• **EXERCISE GOAL**: Print out the material that follows word for word.

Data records
-*-*-
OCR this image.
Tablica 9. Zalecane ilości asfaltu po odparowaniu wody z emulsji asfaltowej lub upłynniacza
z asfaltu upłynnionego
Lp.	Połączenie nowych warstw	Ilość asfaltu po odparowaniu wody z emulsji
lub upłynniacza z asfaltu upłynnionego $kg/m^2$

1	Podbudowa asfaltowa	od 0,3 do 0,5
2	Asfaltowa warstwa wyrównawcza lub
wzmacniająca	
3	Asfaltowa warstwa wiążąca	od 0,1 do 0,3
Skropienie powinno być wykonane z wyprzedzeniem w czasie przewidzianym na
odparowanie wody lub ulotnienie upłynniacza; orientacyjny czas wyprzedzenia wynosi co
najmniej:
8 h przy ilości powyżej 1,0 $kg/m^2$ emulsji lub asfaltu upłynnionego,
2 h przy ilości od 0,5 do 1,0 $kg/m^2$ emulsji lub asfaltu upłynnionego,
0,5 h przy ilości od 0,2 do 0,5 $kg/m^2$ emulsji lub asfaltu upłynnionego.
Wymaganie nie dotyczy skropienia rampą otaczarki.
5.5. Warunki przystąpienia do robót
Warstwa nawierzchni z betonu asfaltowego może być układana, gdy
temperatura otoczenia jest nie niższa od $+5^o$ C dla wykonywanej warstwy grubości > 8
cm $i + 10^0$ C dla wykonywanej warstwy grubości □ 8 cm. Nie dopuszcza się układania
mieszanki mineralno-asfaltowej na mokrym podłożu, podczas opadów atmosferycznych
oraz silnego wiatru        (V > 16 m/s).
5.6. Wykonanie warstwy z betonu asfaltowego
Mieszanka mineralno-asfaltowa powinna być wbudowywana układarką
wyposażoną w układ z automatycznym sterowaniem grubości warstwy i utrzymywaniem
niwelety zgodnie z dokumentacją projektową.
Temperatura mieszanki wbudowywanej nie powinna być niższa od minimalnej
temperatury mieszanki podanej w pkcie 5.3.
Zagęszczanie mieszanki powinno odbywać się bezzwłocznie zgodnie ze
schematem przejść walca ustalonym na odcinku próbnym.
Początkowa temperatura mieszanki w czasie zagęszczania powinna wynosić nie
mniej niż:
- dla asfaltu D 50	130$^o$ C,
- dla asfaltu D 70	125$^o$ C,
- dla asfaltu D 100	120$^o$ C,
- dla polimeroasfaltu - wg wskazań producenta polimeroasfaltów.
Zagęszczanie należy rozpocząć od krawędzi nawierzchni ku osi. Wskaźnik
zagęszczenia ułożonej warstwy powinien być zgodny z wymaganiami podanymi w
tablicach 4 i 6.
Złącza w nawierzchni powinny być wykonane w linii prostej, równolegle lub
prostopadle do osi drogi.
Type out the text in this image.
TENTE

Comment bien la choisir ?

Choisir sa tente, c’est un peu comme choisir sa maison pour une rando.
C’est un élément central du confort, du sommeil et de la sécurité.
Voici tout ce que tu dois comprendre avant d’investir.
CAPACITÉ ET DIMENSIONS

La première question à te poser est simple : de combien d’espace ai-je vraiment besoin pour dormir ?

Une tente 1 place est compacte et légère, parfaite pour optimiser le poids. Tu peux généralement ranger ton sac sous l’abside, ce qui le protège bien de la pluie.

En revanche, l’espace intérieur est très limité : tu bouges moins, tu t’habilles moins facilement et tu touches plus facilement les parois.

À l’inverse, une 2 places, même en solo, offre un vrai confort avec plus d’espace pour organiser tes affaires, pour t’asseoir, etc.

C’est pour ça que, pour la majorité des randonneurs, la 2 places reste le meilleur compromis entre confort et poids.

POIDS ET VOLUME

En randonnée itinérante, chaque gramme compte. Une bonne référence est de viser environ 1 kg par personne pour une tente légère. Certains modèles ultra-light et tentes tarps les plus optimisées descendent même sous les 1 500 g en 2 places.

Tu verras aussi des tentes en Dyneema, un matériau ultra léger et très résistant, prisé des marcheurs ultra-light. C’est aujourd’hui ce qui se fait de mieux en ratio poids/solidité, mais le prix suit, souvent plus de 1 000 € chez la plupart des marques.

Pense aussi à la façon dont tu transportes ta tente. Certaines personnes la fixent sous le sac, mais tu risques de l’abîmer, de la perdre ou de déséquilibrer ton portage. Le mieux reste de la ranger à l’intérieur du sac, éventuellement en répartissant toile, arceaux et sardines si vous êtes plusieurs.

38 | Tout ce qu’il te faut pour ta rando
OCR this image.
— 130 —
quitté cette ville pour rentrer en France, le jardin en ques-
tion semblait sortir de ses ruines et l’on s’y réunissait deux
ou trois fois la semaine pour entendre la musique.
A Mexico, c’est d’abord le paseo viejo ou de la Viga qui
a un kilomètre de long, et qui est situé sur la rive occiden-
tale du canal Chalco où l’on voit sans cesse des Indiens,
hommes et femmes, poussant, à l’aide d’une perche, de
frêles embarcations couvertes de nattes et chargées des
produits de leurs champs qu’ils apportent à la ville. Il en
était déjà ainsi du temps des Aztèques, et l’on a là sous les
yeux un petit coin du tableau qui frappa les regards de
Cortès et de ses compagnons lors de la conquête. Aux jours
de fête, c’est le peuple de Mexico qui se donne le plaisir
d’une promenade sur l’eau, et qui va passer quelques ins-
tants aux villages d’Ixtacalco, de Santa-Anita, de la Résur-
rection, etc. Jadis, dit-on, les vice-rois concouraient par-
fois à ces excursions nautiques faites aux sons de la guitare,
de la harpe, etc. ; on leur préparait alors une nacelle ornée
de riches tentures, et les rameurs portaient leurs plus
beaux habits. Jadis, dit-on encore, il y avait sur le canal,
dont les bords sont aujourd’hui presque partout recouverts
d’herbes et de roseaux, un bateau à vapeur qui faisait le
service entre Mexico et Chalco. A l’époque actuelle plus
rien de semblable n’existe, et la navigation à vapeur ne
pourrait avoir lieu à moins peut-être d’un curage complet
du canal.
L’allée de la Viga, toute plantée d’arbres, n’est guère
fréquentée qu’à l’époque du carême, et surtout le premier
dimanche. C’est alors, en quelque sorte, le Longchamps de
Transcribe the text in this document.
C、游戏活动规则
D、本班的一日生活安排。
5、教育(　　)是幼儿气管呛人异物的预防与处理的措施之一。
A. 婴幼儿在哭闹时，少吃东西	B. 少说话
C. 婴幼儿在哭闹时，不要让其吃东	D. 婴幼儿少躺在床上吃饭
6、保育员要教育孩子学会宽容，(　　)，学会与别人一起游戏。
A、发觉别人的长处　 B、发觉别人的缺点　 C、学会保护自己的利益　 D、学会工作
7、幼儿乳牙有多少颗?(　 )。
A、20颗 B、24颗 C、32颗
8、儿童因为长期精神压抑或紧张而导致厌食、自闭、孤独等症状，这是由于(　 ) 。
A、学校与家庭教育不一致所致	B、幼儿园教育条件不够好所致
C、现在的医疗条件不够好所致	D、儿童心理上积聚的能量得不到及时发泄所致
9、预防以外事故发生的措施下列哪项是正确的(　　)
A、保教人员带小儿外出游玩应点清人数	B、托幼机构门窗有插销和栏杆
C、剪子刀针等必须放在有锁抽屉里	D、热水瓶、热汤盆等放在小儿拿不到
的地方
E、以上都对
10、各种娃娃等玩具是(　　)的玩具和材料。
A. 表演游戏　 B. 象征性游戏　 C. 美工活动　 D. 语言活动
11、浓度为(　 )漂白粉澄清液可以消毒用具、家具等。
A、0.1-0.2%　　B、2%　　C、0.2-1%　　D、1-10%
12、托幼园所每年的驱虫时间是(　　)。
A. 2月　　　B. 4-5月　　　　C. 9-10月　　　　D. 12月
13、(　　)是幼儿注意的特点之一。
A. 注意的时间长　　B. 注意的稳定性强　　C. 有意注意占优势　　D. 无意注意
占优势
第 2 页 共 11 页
-*-*-
• **TASK ANSWER**:
OCR this image.
Tablica 9. Zalecane ilości asfaltu po odparowaniu wody z emulsji asfaltowej lub upłynniacza
z asfaltu upłynnionego
Lp.	Połączenie nowych warstw	Ilość asfaltu po odparowaniu wody z emulsji
lub upłynniacza z asfaltu upłynnionego $kg/m^2$

1	Podbudowa asfaltowa	od 0,3 do 0,5
2	Asfaltowa warstwa wyrównawcza lub
wzmacniająca	
3	Asfaltowa warstwa wiążąca	od 0,1 do 0,3
Skropienie powinno być wykonane z wyprzedzeniem w czasie przewidzianym na
odparowanie wody lub ulotnienie upłynniacza; orientacyjny czas wyprzedzenia wynosi co
najmniej:
8 h przy ilości powyżej 1,0 $kg/m^2$ emulsji lub asfaltu upłynnionego,
2 h przy ilości od 0,5 do 1,0 $kg/m^2$ emulsji lub asfaltu upłynnionego,
0,5 h przy ilości od 0,2 do 0,5 $kg/m^2$ emulsji lub asfaltu upłynnionego.
Wymaganie nie dotyczy skropienia rampą otaczarki.
5.5. Warunki przystąpienia do robót
Warstwa nawierzchni z betonu asfaltowego może być układana, gdy
temperatura otoczenia jest nie niższa od $+5^o$ C dla wykonywanej warstwy grubości > 8
cm $i + 10^0$ C dla wykonywanej warstwy grubości □ 8 cm. Nie dopuszcza się układania
mieszanki mineralno-asfaltowej na mokrym podłożu, podczas opadów atmosferycznych
oraz silnego wiatru        (V > 16 m/s).
5.6. Wykonanie warstwy z betonu asfaltowego
Mieszanka mineralno-asfaltowa powinna być wbudowywana układarką
wyposażoną w układ z automatycznym sterowaniem grubości warstwy i utrzymywaniem
niwelety zgodnie z dokumentacją projektową.
Temperatura mieszanki wbudowywanej nie powinna być niższa od minimalnej
temperatury mieszanki podanej w pkcie 5.3.
Zagęszczanie mieszanki powinno odbywać się bezzwłocznie zgodnie ze
schematem przejść walca ustalonym na odcinku próbnym.
Początkowa temperatura mieszanki w czasie zagęszczania powinna wynosić nie
mniej niż:
- dla asfaltu D 50	130$^o$ C,
- dla asfaltu D 70	125$^o$ C,
- dla asfaltu D 100	120$^o$ C,
- dla polimeroasfaltu - wg wskazań producenta polimeroasfaltów.
Zagęszczanie należy rozpocząć od krawędzi nawierzchni ku osi. Wskaźnik
zagęszczenia ułożonej warstwy powinien być zgodny z wymaganiami podanymi w
tablicach 4 i 6.
Złącza w nawierzchni powinny być wykonane w linii prostej, równolegle lub
prostopadle do osi drogi.
Type out the text in this image.
TENTE

Comment bien la choisir ?

Choisir sa tente, c’est un peu comme choisir sa maison pour une rando.
C’est un élément central du confort, du sommeil et de la sécurité.
Voici tout ce que tu dois comprendre avant d’investir.
CAPACITÉ ET DIMENSIONS

La première question à te poser est simple : de combien d’espace ai-je vraiment besoin pour dormir ?

Une tente 1 place est compacte et légère, parfaite pour optimiser le poids. Tu peux généralement ranger ton sac sous l’abside, ce qui le protège bien de la pluie.

En revanche, l’espace intérieur est très limité : tu bouges moins, tu t’habilles moins facilement et tu touches plus facilement les parois.

À l’inverse, une 2 places, même en solo, offre un vrai confort avec plus d’espace pour organiser tes affaires, pour t’asseoir, etc.

C’est pour ça que, pour la majorité des randonneurs, la 2 places reste le meilleur compromis entre confort et poids.

POIDS ET VOLUME

En randonnée itinérante, chaque gramme compte. Une bonne référence est de viser environ 1 kg par personne pour une tente légère. Certains modèles ultra-light et tentes tarps les plus optimisées descendent même sous les 1 500 g en 2 places.

Tu verras aussi des tentes en Dyneema, un matériau ultra léger et très résistant, prisé des marcheurs ultra-light. C’est aujourd’hui ce qui se fait de mieux en ratio poids/solidité, mais le prix suit, souvent plus de 1 000 € chez la plupart des marques.

Pense aussi à la façon dont tu transportes ta tente. Certaines personnes la fixent sous le sac, mais tu risques de l’abîmer, de la perdre ou de déséquilibrer ton portage. Le mieux reste de la ranger à l’intérieur du sac, éventuellement en répartissant toile, arceaux et sardines si vous êtes plusieurs.

38 | Tout ce qu’il te faut pour ta rando
OCR this image.
— 130 —
quitté cette ville pour rentrer en France, le jardin en ques-
tion semblait sortir de ses ruines et l’on s’y réunissait deux
ou trois fois la semaine pour entendre la musique.
A Mexico, c’est d’abord le paseo viejo ou de la Viga qui
a un kilomètre de long, et qui est situé sur la rive occiden-
tale du canal Chalco où l’on voit sans cesse des Indiens,
hommes et femmes, poussant, à l’aide d’une perche, de
frêles embarcations couvertes de nattes et chargées des
produits de leurs champs qu’ils apportent à la ville. Il en
était déjà ainsi du temps des Aztèques, et l’on a là sous les
yeux un petit coin du tableau qui frappa les regards de
Cortès et de ses compagnons lors de la conquête. Aux jours
de fête, c’est le peuple de Mexico qui se donne le plaisir
d’une promenade sur l’eau, et qui va passer quelques ins-
tants aux villages d’Ixtacalco, de Santa-Anita, de la Résur-
rection, etc. Jadis, dit-on, les vice-rois concouraient par-
fois à ces excursions nautiques faites aux sons de la guitare,
de la harpe, etc. ; on leur préparait alors une nacelle ornée
de riches tentures, et les rameurs portaient leurs plus
beaux habits. Jadis, dit-on encore, il y avait sur le canal,
dont les bords sont aujourd’hui presque partout recouverts
d’herbes et de roseaux, un bateau à vapeur qui faisait le
service entre Mexico et Chalco. A l’époque actuelle plus
rien de semblable n’existe, et la navigation à vapeur ne
pourrait avoir lieu à moins peut-être d’un curage complet
du canal.
L’allée de la Viga, toute plantée d’arbres, n’est guère
fréquentée qu’à l’époque du carême, et surtout le premier
dimanche. C’est alors, en quelque sorte, le Longchamps de
Transcribe the text in this document.
C、游戏活动规则
D、本班的一日生活安排。
5、教育(　　)是幼儿气管呛人异物的预防与处理的措施之一。
A. 婴幼儿在哭闹时，少吃东西	B. 少说话
C. 婴幼儿在哭闹时，不要让其吃东	D. 婴幼儿少躺在床上吃饭
6、保育员要教育孩子学会宽容，(　　)，学会与别人一起游戏。
A、发觉别人的长处　 B、发觉别人的缺点　 C、学会保护自己的利益　 D、学会工作
7、幼儿乳牙有多少颗?(　 )。
A、20颗 B、24颗 C、32颗
8、儿童因为长期精神压抑或紧张而导致厌食、自闭、孤独等症状，这是由于(　 ) 。
A、学校与家庭教育不一致所致	B、幼儿园教育条件不够好所致
C、现在的医疗条件不够好所致	D、儿童心理上积聚的能量得不到及时发泄所致
9、预防以外事故发生的措施下列哪项是正确的(　　)
A、保教人员带小儿外出游玩应点清人数	B、托幼机构门窗有插销和栏杆
C、剪子刀针等必须放在有锁抽屉里	D、热水瓶、热汤盆等放在小儿拿不到
的地方
E、以上都对
10、各种娃娃等玩具是(　　)的玩具和材料。
A. 表演游戏　 B. 象征性游戏　 C. 美工活动　 D. 语言活动
11、浓度为(　 )漂白粉澄清液可以消毒用具、家具等。
A、0.1-0.2%　　B、2%　　C、0.2-1%　　D、1-10%
12、托幼园所每年的驱虫时间是(　　)。
A. 2月　　　B. 4-5月　　　　C. 9-10月　　　　D. 12月
13、(　　)是幼儿注意的特点之一。
A. 注意的时间长　　B. 注意的稳定性强　　C. 有意注意占优势　　D. 无意注意
占优势
第 2 页 共 11 页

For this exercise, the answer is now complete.